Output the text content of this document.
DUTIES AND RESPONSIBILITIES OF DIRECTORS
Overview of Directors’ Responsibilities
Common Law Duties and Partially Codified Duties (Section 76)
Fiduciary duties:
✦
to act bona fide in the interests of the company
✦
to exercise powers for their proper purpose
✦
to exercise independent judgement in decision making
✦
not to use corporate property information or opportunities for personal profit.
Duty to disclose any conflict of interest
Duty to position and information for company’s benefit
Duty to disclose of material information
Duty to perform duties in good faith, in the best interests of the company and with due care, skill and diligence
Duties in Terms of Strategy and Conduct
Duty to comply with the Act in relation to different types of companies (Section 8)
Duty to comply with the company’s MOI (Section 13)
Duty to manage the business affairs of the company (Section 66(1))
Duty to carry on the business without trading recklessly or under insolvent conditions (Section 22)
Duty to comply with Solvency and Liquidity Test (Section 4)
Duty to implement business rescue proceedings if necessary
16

* **INSTRUCTIONS TO FOLLOW**
Copy all the lines, exactly.

* **REPLY TO THE TASK**
Output the text content of this document.
DUTIES AND RESPONSIBILITIES OF DIRECTORS
Overview of Directors’ Responsibilities
Common Law Duties and Partially Codified Duties (Section 76)
Fiduciary duties:
✦
to act bona fide in the interests of the company
✦
to exercise powers for their proper purpose
✦
to exercise independent judgement in decision making
✦
not to use corporate property information or opportunities for personal profit.
Duty to disclose any conflict of interest
Duty to position and information for company’s benefit
Duty to disclose of material information
Duty to perform duties in good faith, in the best interests of the company and with due care, skill and diligence
Duties in Terms of Strategy and Conduct
Duty to comply with the Act in relation to different types of companies (Section 8)
Duty to comply with the company’s MOI (Section 13)
Duty to manage the business affairs of the company (Section 66(1))
Duty to carry on the business without trading recklessly or under insolvent conditions (Section 22)
Duty to comply with Solvency and Liquidity Test (Section 4)
Duty to implement business rescue proceedings if necessary
16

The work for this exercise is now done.